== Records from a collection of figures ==
◆ ◆ ◆ ◆ ◆ ◆ ◆
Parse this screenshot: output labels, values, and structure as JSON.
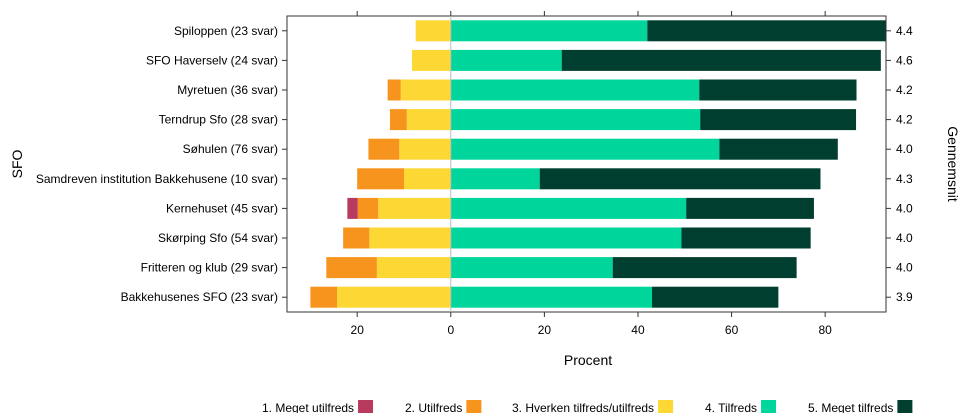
{
  "chart_data": {
    "type": "bar",
    "stacking": "diverging",
    "title": "",
    "xlabel": "Procent",
    "ylabel": "SFO",
    "y2label": "Gennemsnit",
    "xlim": [
      -35,
      93
    ],
    "xticks": [
      -20,
      0,
      20,
      40,
      60,
      80
    ],
    "xtick_labels": [
      "20",
      "0",
      "20",
      "40",
      "60",
      "80"
    ],
    "grid": false,
    "legend_position": "bottom",
    "categories": [
      "Spiloppen (23 svar)",
      "SFO Haverselv (24 svar)",
      "Myretuen (36 svar)",
      "Terndrup Sfo (28 svar)",
      "Søhulen (76 svar)",
      "Samdreven institution Bakkehusene (10 svar)",
      "Kernehuset (45 svar)",
      "Skørping Sfo (54 svar)",
      "Fritteren og klub (29 svar)",
      "Bakkehusenes SFO (23 svar)"
    ],
    "averages": [
      "4.4",
      "4.6",
      "4.2",
      "4.2",
      "4.0",
      "4.3",
      "4.0",
      "4.0",
      "4.0",
      "3.9"
    ],
    "series": [
      {
        "name": "1. Meget utilfreds",
        "color": "#b83a5e",
        "side": "negative",
        "values": [
          0,
          0,
          0,
          0,
          0,
          0,
          2.2,
          0,
          0,
          0
        ]
      },
      {
        "name": "2. Utilfreds",
        "color": "#f7941d",
        "side": "negative",
        "values": [
          0,
          0,
          2.8,
          3.6,
          6.6,
          10,
          4.4,
          5.6,
          10.8,
          5.7
        ]
      },
      {
        "name": "3. Hverken tilfreds/utilfreds",
        "color": "#fdd835",
        "side": "negative",
        "values": [
          7.5,
          8.3,
          10.7,
          9.4,
          11,
          10,
          15.5,
          17.4,
          15.8,
          24.3
        ]
      },
      {
        "name": "4. Tilfreds",
        "color": "#00d69c",
        "side": "positive",
        "values": [
          42,
          23.7,
          53.1,
          53.3,
          57.4,
          19,
          50.3,
          49.3,
          34.6,
          43
        ]
      },
      {
        "name": "5. Meget tilfreds",
        "color": "#003f2f",
        "side": "positive",
        "values": [
          50.9,
          68.2,
          33.6,
          33.3,
          25.3,
          60,
          27.3,
          27.6,
          39.3,
          27
        ]
      }
    ]
  }
}
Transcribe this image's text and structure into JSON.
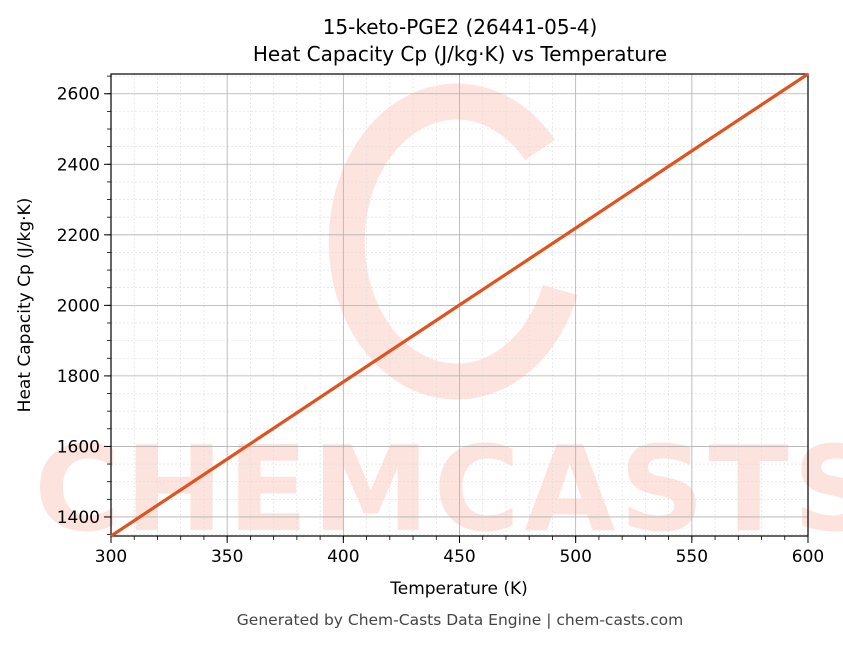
{
  "chart_data": {
    "type": "line",
    "title": "15-keto-PGE2 (26441-05-4)",
    "subtitle": "Heat Capacity Cp (J/kg·K) vs Temperature",
    "xlabel": "Temperature (K)",
    "ylabel": "Heat Capacity Cp (J/kg·K)",
    "xlim": [
      300,
      600
    ],
    "ylim": [
      1346,
      2656
    ],
    "xticks": [
      300,
      350,
      400,
      450,
      500,
      550,
      600
    ],
    "yticks": [
      1400,
      1600,
      1800,
      2000,
      2200,
      2400,
      2600
    ],
    "grid": true,
    "series": [
      {
        "x": [
          300,
          350,
          400,
          450,
          500,
          550,
          600
        ],
        "y": [
          1346,
          1564,
          1783,
          2001,
          2219,
          2438,
          2656
        ],
        "color": "#e0531f"
      }
    ],
    "watermark": "CHEMCASTS",
    "footer": "Generated by Chem-Casts Data Engine | chem-casts.com"
  }
}
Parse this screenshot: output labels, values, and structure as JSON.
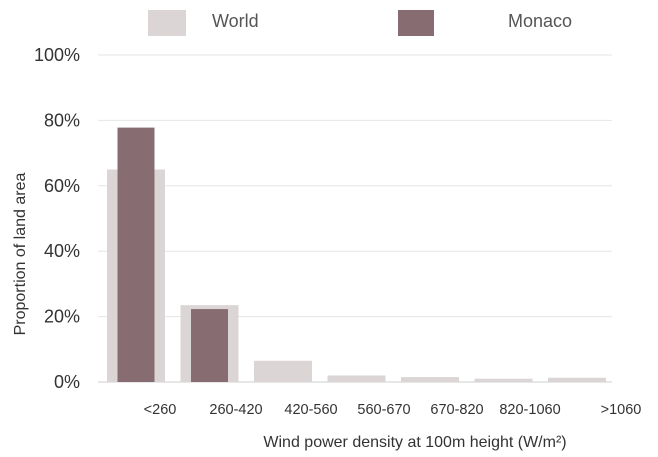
{
  "chart_data": {
    "type": "bar",
    "title": "",
    "xlabel": "Wind power density at 100m height (W/m²)",
    "ylabel": "Proportion of land area",
    "categories": [
      "<260",
      "260-420",
      "420-560",
      "560-670",
      "670-820",
      "820-1060",
      ">1060"
    ],
    "series": [
      {
        "name": "World",
        "values": [
          65,
          23.5,
          6.5,
          2,
          1.5,
          1,
          1.3
        ],
        "color": "#dcd5d5"
      },
      {
        "name": "Monaco",
        "values": [
          77.8,
          22.3,
          0,
          0,
          0,
          0,
          0
        ],
        "color": "#876d72"
      }
    ],
    "ylim": [
      0,
      100
    ],
    "yticks": [
      "0%",
      "20%",
      "40%",
      "60%",
      "80%",
      "100%"
    ],
    "grid": true,
    "legend_position": "top"
  }
}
◆ ◆ ◆ ◆ ◆ ◆ ◆
== Brief ==
Set down only the lines running from the line with "Transcribe this image's" to the end of the entries, inclusive; omit every picture.

== Response for this exercise ==
Transcribe this image's text and structure into JSON.
{
  "chart_data": {
    "type": "line",
    "title": "15-keto-PGE2 (26441-05-4)",
    "subtitle": "Heat Capacity Cp (J/kg·K) vs Temperature",
    "xlabel": "Temperature (K)",
    "ylabel": "Heat Capacity Cp (J/kg·K)",
    "xlim": [
      300,
      600
    ],
    "ylim": [
      1346,
      2656
    ],
    "xticks": [
      300,
      350,
      400,
      450,
      500,
      550,
      600
    ],
    "yticks": [
      1400,
      1600,
      1800,
      2000,
      2200,
      2400,
      2600
    ],
    "grid": true,
    "series": [
      {
        "x": [
          300,
          350,
          400,
          450,
          500,
          550,
          600
        ],
        "y": [
          1346,
          1564,
          1783,
          2001,
          2219,
          2438,
          2656
        ],
        "color": "#e0531f"
      }
    ],
    "watermark": "CHEMCASTS",
    "footer": "Generated by Chem-Casts Data Engine | chem-casts.com"
  }
}
Parse this screenshot: output labels, values, and structure as JSON.
{
  "chart_data": {
    "type": "bar",
    "title": "",
    "xlabel": "Wind power density at 100m height (W/m²)",
    "ylabel": "Proportion of land area",
    "categories": [
      "<260",
      "260-420",
      "420-560",
      "560-670",
      "670-820",
      "820-1060",
      ">1060"
    ],
    "series": [
      {
        "name": "World",
        "values": [
          65,
          23.5,
          6.5,
          2,
          1.5,
          1,
          1.3
        ],
        "color": "#dcd5d5"
      },
      {
        "name": "Monaco",
        "values": [
          77.8,
          22.3,
          0,
          0,
          0,
          0,
          0
        ],
        "color": "#876d72"
      }
    ],
    "ylim": [
      0,
      100
    ],
    "yticks": [
      "0%",
      "20%",
      "40%",
      "60%",
      "80%",
      "100%"
    ],
    "grid": true,
    "legend_position": "top"
  }
}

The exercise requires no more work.